Excerpts from a figure dataset
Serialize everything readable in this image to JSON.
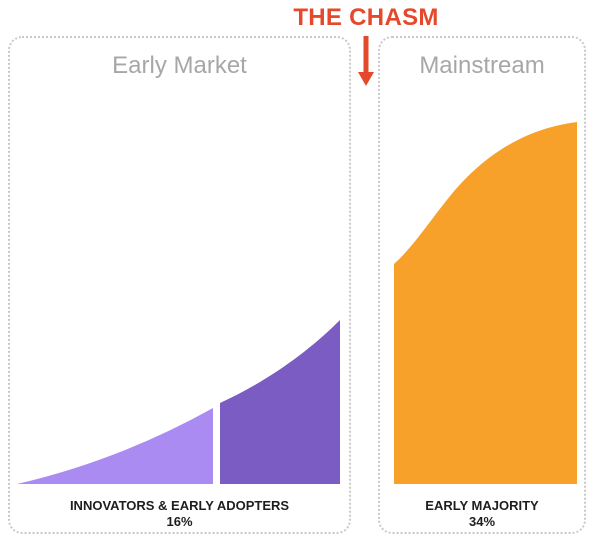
{
  "chasm": {
    "label": "THE CHASM",
    "color": "#e5492b"
  },
  "early_market": {
    "title": "Early Market",
    "segment_label": "INNOVATORS & EARLY ADOPTERS",
    "segment_value": "16%",
    "colors": {
      "innovators": "#a98bf2",
      "early_adopters": "#7a5cc2"
    }
  },
  "mainstream": {
    "title": "Mainstream",
    "segment_label": "EARLY MAJORITY",
    "segment_value": "34%",
    "color": "#f7a12a"
  }
}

To be done
Set down every record once more, word for word, without pictures.

Result of the exercise
Serialize everything readable in this image to JSON.
{
  "chasm": {
    "label": "THE CHASM",
    "color": "#e5492b"
  },
  "early_market": {
    "title": "Early Market",
    "segment_label": "INNOVATORS & EARLY ADOPTERS",
    "segment_value": "16%",
    "colors": {
      "innovators": "#a98bf2",
      "early_adopters": "#7a5cc2"
    }
  },
  "mainstream": {
    "title": "Mainstream",
    "segment_label": "EARLY MAJORITY",
    "segment_value": "34%",
    "color": "#f7a12a"
  }
}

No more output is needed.